Task directions: Keep the pictures out and restate every record exactly.

─── Record excerpts ───

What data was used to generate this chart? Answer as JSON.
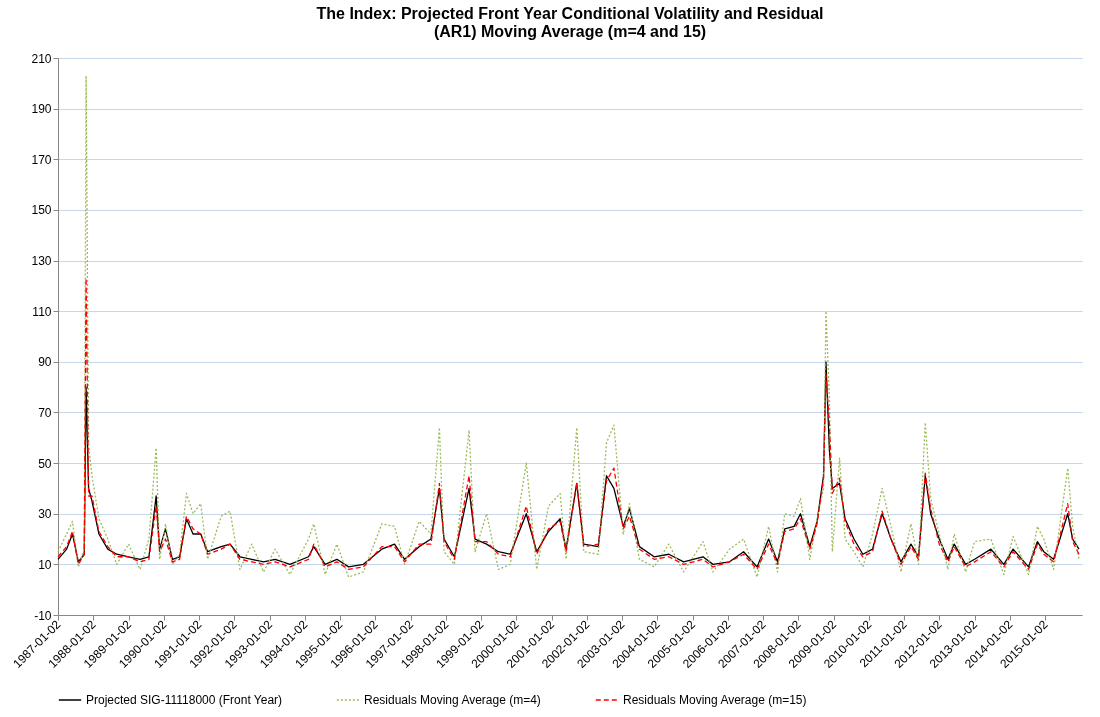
{
  "chart_data": {
    "type": "line",
    "title": "The Index: Projected  Front Year Conditional Volatility and Residual (AR1) Moving Average (m=4 and 15)",
    "x": [
      "1987-01-02",
      "1987-04-01",
      "1987-06-01",
      "1987-08-01",
      "1987-10-01",
      "1987-10-20",
      "1987-11-15",
      "1987-12-20",
      "1988-03-01",
      "1988-06-01",
      "1988-09-01",
      "1989-01-02",
      "1989-05-01",
      "1989-08-01",
      "1989-10-15",
      "1989-11-20",
      "1990-01-20",
      "1990-04-01",
      "1990-06-15",
      "1990-08-25",
      "1990-11-01",
      "1991-01-20",
      "1991-04-01",
      "1991-08-20",
      "1991-11-20",
      "1992-03-01",
      "1992-07-01",
      "1992-11-01",
      "1993-03-01",
      "1993-08-01",
      "1994-02-10",
      "1994-04-05",
      "1994-08-01",
      "1994-12-01",
      "1995-04-01",
      "1995-09-01",
      "1996-03-10",
      "1996-07-20",
      "1996-11-01",
      "1997-04-01",
      "1997-08-01",
      "1997-10-28",
      "1997-12-15",
      "1998-04-01",
      "1998-08-31",
      "1998-11-01",
      "1999-03-01",
      "1999-07-01",
      "1999-11-01",
      "2000-04-15",
      "2000-08-01",
      "2000-12-01",
      "2001-04-01",
      "2001-06-01",
      "2001-09-20",
      "2001-12-01",
      "2002-05-01",
      "2002-07-25",
      "2002-10-10",
      "2003-01-15",
      "2003-03-20",
      "2003-07-01",
      "2003-12-01",
      "2004-05-01",
      "2004-10-01",
      "2005-04-20",
      "2005-08-01",
      "2006-01-20",
      "2006-06-15",
      "2006-11-01",
      "2007-03-01",
      "2007-06-01",
      "2007-08-15",
      "2007-11-20",
      "2008-01-25",
      "2008-05-01",
      "2008-07-15",
      "2008-09-20",
      "2008-10-15",
      "2008-11-20",
      "2008-12-20",
      "2009-03-05",
      "2009-05-01",
      "2009-08-01",
      "2009-11-01",
      "2010-02-10",
      "2010-05-20",
      "2010-08-20",
      "2010-12-01",
      "2011-03-15",
      "2011-06-01",
      "2011-08-10",
      "2011-10-05",
      "2012-01-02",
      "2012-04-01",
      "2012-06-05",
      "2012-10-01",
      "2013-01-02",
      "2013-06-20",
      "2013-11-01",
      "2014-02-05",
      "2014-07-15",
      "2014-10-15",
      "2014-12-20",
      "2015-04-01",
      "2015-08-25",
      "2015-10-15",
      "2015-12-20"
    ],
    "series": [
      {
        "name": "Projected SIG-11118000 (Front Year)",
        "color": "#000000",
        "line_style": "solid",
        "values": [
          12,
          16,
          22,
          11,
          14,
          80,
          40,
          35,
          22,
          16,
          14,
          13,
          12,
          13,
          37,
          16,
          24,
          12,
          13,
          28,
          22,
          22,
          15,
          17,
          18,
          13,
          12,
          11,
          12,
          10,
          13,
          17,
          10,
          12,
          9,
          10,
          16,
          18,
          12,
          17,
          20,
          40,
          20,
          13,
          40,
          20,
          18,
          15,
          14,
          30,
          15,
          23,
          28,
          16,
          42,
          18,
          17,
          45,
          40,
          25,
          32,
          17,
          13,
          14,
          11,
          13,
          10,
          11,
          15,
          9,
          20,
          11,
          24,
          25,
          30,
          17,
          27,
          45,
          90,
          55,
          40,
          42,
          28,
          20,
          14,
          16,
          30,
          20,
          11,
          18,
          13,
          45,
          30,
          20,
          12,
          18,
          10,
          12,
          16,
          10,
          16,
          9,
          19,
          15,
          12,
          30,
          20,
          16
        ]
      },
      {
        "name": "Residuals Moving Average (m=4)",
        "color": "#9bbb59",
        "line_style": "dotted",
        "values": [
          15,
          22,
          27,
          9,
          16,
          203,
          57,
          45,
          28,
          20,
          10,
          18,
          8,
          20,
          56,
          12,
          26,
          10,
          14,
          38,
          30,
          34,
          12,
          29,
          31,
          8,
          18,
          7,
          16,
          6,
          20,
          26,
          6,
          18,
          5,
          7,
          26,
          25,
          10,
          27,
          22,
          64,
          15,
          10,
          63,
          15,
          30,
          8,
          10,
          50,
          8,
          33,
          38,
          12,
          64,
          15,
          14,
          58,
          65,
          22,
          34,
          12,
          9,
          18,
          7,
          19,
          7,
          16,
          20,
          5,
          25,
          7,
          30,
          29,
          36,
          12,
          28,
          40,
          110,
          75,
          15,
          52,
          20,
          15,
          9,
          22,
          40,
          25,
          7,
          26,
          10,
          66,
          36,
          22,
          8,
          22,
          7,
          19,
          20,
          6,
          21,
          6,
          25,
          20,
          8,
          48,
          25,
          12
        ]
      },
      {
        "name": "Residuals Moving Average (m=15)",
        "color": "#ff0000",
        "line_style": "dashed",
        "values": [
          13,
          17,
          23,
          10,
          14,
          123,
          37,
          37,
          23,
          17,
          13,
          13,
          11,
          12,
          33,
          15,
          20,
          11,
          12,
          29,
          24,
          22,
          14,
          16,
          18,
          12,
          11,
          10,
          11,
          9,
          12,
          18,
          9,
          11,
          8,
          9,
          17,
          17,
          11,
          18,
          18,
          42,
          19,
          12,
          45,
          19,
          19,
          14,
          13,
          33,
          14,
          24,
          27,
          15,
          42,
          17,
          18,
          43,
          48,
          24,
          29,
          16,
          12,
          13,
          10,
          12,
          9,
          11,
          14,
          8,
          18,
          10,
          23,
          24,
          28,
          16,
          26,
          44,
          85,
          65,
          38,
          44,
          27,
          18,
          13,
          15,
          31,
          20,
          10,
          17,
          12,
          46,
          32,
          18,
          11,
          17,
          9,
          11,
          15,
          9,
          15,
          8,
          18,
          14,
          11,
          34,
          19,
          14
        ]
      }
    ],
    "xlim": [
      "1987-01-02",
      "2016-01-20"
    ],
    "xticks": [
      "1987-01-02",
      "1988-01-02",
      "1989-01-02",
      "1990-01-02",
      "1991-01-02",
      "1992-01-02",
      "1993-01-02",
      "1994-01-02",
      "1995-01-02",
      "1996-01-02",
      "1997-01-02",
      "1998-01-02",
      "1999-01-02",
      "2000-01-02",
      "2001-01-02",
      "2002-01-02",
      "2003-01-02",
      "2004-01-02",
      "2005-01-02",
      "2006-01-02",
      "2007-01-02",
      "2008-01-02",
      "2009-01-02",
      "2010-01-02",
      "2011-01-02",
      "2012-01-02",
      "2013-01-02",
      "2014-01-02",
      "2015-01-02"
    ],
    "ylim": [
      -10,
      210
    ],
    "yticks": [
      -10,
      10,
      30,
      50,
      70,
      90,
      110,
      130,
      150,
      170,
      190,
      210
    ],
    "grid": "y",
    "legend": "bottom"
  }
}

───

Task output:
What data was used to generate this chart? Answer as JSON.
{
  "chart_data": {
    "type": "line",
    "title": "The Index: Projected  Front Year Conditional Volatility and Residual (AR1) Moving Average (m=4 and 15)",
    "x": [
      "1987-01-02",
      "1987-04-01",
      "1987-06-01",
      "1987-08-01",
      "1987-10-01",
      "1987-10-20",
      "1987-11-15",
      "1987-12-20",
      "1988-03-01",
      "1988-06-01",
      "1988-09-01",
      "1989-01-02",
      "1989-05-01",
      "1989-08-01",
      "1989-10-15",
      "1989-11-20",
      "1990-01-20",
      "1990-04-01",
      "1990-06-15",
      "1990-08-25",
      "1990-11-01",
      "1991-01-20",
      "1991-04-01",
      "1991-08-20",
      "1991-11-20",
      "1992-03-01",
      "1992-07-01",
      "1992-11-01",
      "1993-03-01",
      "1993-08-01",
      "1994-02-10",
      "1994-04-05",
      "1994-08-01",
      "1994-12-01",
      "1995-04-01",
      "1995-09-01",
      "1996-03-10",
      "1996-07-20",
      "1996-11-01",
      "1997-04-01",
      "1997-08-01",
      "1997-10-28",
      "1997-12-15",
      "1998-04-01",
      "1998-08-31",
      "1998-11-01",
      "1999-03-01",
      "1999-07-01",
      "1999-11-01",
      "2000-04-15",
      "2000-08-01",
      "2000-12-01",
      "2001-04-01",
      "2001-06-01",
      "2001-09-20",
      "2001-12-01",
      "2002-05-01",
      "2002-07-25",
      "2002-10-10",
      "2003-01-15",
      "2003-03-20",
      "2003-07-01",
      "2003-12-01",
      "2004-05-01",
      "2004-10-01",
      "2005-04-20",
      "2005-08-01",
      "2006-01-20",
      "2006-06-15",
      "2006-11-01",
      "2007-03-01",
      "2007-06-01",
      "2007-08-15",
      "2007-11-20",
      "2008-01-25",
      "2008-05-01",
      "2008-07-15",
      "2008-09-20",
      "2008-10-15",
      "2008-11-20",
      "2008-12-20",
      "2009-03-05",
      "2009-05-01",
      "2009-08-01",
      "2009-11-01",
      "2010-02-10",
      "2010-05-20",
      "2010-08-20",
      "2010-12-01",
      "2011-03-15",
      "2011-06-01",
      "2011-08-10",
      "2011-10-05",
      "2012-01-02",
      "2012-04-01",
      "2012-06-05",
      "2012-10-01",
      "2013-01-02",
      "2013-06-20",
      "2013-11-01",
      "2014-02-05",
      "2014-07-15",
      "2014-10-15",
      "2014-12-20",
      "2015-04-01",
      "2015-08-25",
      "2015-10-15",
      "2015-12-20"
    ],
    "series": [
      {
        "name": "Projected SIG-11118000 (Front Year)",
        "color": "#000000",
        "line_style": "solid",
        "values": [
          12,
          16,
          22,
          11,
          14,
          80,
          40,
          35,
          22,
          16,
          14,
          13,
          12,
          13,
          37,
          16,
          24,
          12,
          13,
          28,
          22,
          22,
          15,
          17,
          18,
          13,
          12,
          11,
          12,
          10,
          13,
          17,
          10,
          12,
          9,
          10,
          16,
          18,
          12,
          17,
          20,
          40,
          20,
          13,
          40,
          20,
          18,
          15,
          14,
          30,
          15,
          23,
          28,
          16,
          42,
          18,
          17,
          45,
          40,
          25,
          32,
          17,
          13,
          14,
          11,
          13,
          10,
          11,
          15,
          9,
          20,
          11,
          24,
          25,
          30,
          17,
          27,
          45,
          90,
          55,
          40,
          42,
          28,
          20,
          14,
          16,
          30,
          20,
          11,
          18,
          13,
          45,
          30,
          20,
          12,
          18,
          10,
          12,
          16,
          10,
          16,
          9,
          19,
          15,
          12,
          30,
          20,
          16
        ]
      },
      {
        "name": "Residuals Moving Average (m=4)",
        "color": "#9bbb59",
        "line_style": "dotted",
        "values": [
          15,
          22,
          27,
          9,
          16,
          203,
          57,
          45,
          28,
          20,
          10,
          18,
          8,
          20,
          56,
          12,
          26,
          10,
          14,
          38,
          30,
          34,
          12,
          29,
          31,
          8,
          18,
          7,
          16,
          6,
          20,
          26,
          6,
          18,
          5,
          7,
          26,
          25,
          10,
          27,
          22,
          64,
          15,
          10,
          63,
          15,
          30,
          8,
          10,
          50,
          8,
          33,
          38,
          12,
          64,
          15,
          14,
          58,
          65,
          22,
          34,
          12,
          9,
          18,
          7,
          19,
          7,
          16,
          20,
          5,
          25,
          7,
          30,
          29,
          36,
          12,
          28,
          40,
          110,
          75,
          15,
          52,
          20,
          15,
          9,
          22,
          40,
          25,
          7,
          26,
          10,
          66,
          36,
          22,
          8,
          22,
          7,
          19,
          20,
          6,
          21,
          6,
          25,
          20,
          8,
          48,
          25,
          12
        ]
      },
      {
        "name": "Residuals Moving Average (m=15)",
        "color": "#ff0000",
        "line_style": "dashed",
        "values": [
          13,
          17,
          23,
          10,
          14,
          123,
          37,
          37,
          23,
          17,
          13,
          13,
          11,
          12,
          33,
          15,
          20,
          11,
          12,
          29,
          24,
          22,
          14,
          16,
          18,
          12,
          11,
          10,
          11,
          9,
          12,
          18,
          9,
          11,
          8,
          9,
          17,
          17,
          11,
          18,
          18,
          42,
          19,
          12,
          45,
          19,
          19,
          14,
          13,
          33,
          14,
          24,
          27,
          15,
          42,
          17,
          18,
          43,
          48,
          24,
          29,
          16,
          12,
          13,
          10,
          12,
          9,
          11,
          14,
          8,
          18,
          10,
          23,
          24,
          28,
          16,
          26,
          44,
          85,
          65,
          38,
          44,
          27,
          18,
          13,
          15,
          31,
          20,
          10,
          17,
          12,
          46,
          32,
          18,
          11,
          17,
          9,
          11,
          15,
          9,
          15,
          8,
          18,
          14,
          11,
          34,
          19,
          14
        ]
      }
    ],
    "xlim": [
      "1987-01-02",
      "2016-01-20"
    ],
    "xticks": [
      "1987-01-02",
      "1988-01-02",
      "1989-01-02",
      "1990-01-02",
      "1991-01-02",
      "1992-01-02",
      "1993-01-02",
      "1994-01-02",
      "1995-01-02",
      "1996-01-02",
      "1997-01-02",
      "1998-01-02",
      "1999-01-02",
      "2000-01-02",
      "2001-01-02",
      "2002-01-02",
      "2003-01-02",
      "2004-01-02",
      "2005-01-02",
      "2006-01-02",
      "2007-01-02",
      "2008-01-02",
      "2009-01-02",
      "2010-01-02",
      "2011-01-02",
      "2012-01-02",
      "2013-01-02",
      "2014-01-02",
      "2015-01-02"
    ],
    "ylim": [
      -10,
      210
    ],
    "yticks": [
      -10,
      10,
      30,
      50,
      70,
      90,
      110,
      130,
      150,
      170,
      190,
      210
    ],
    "grid": "y",
    "legend": "bottom"
  }
}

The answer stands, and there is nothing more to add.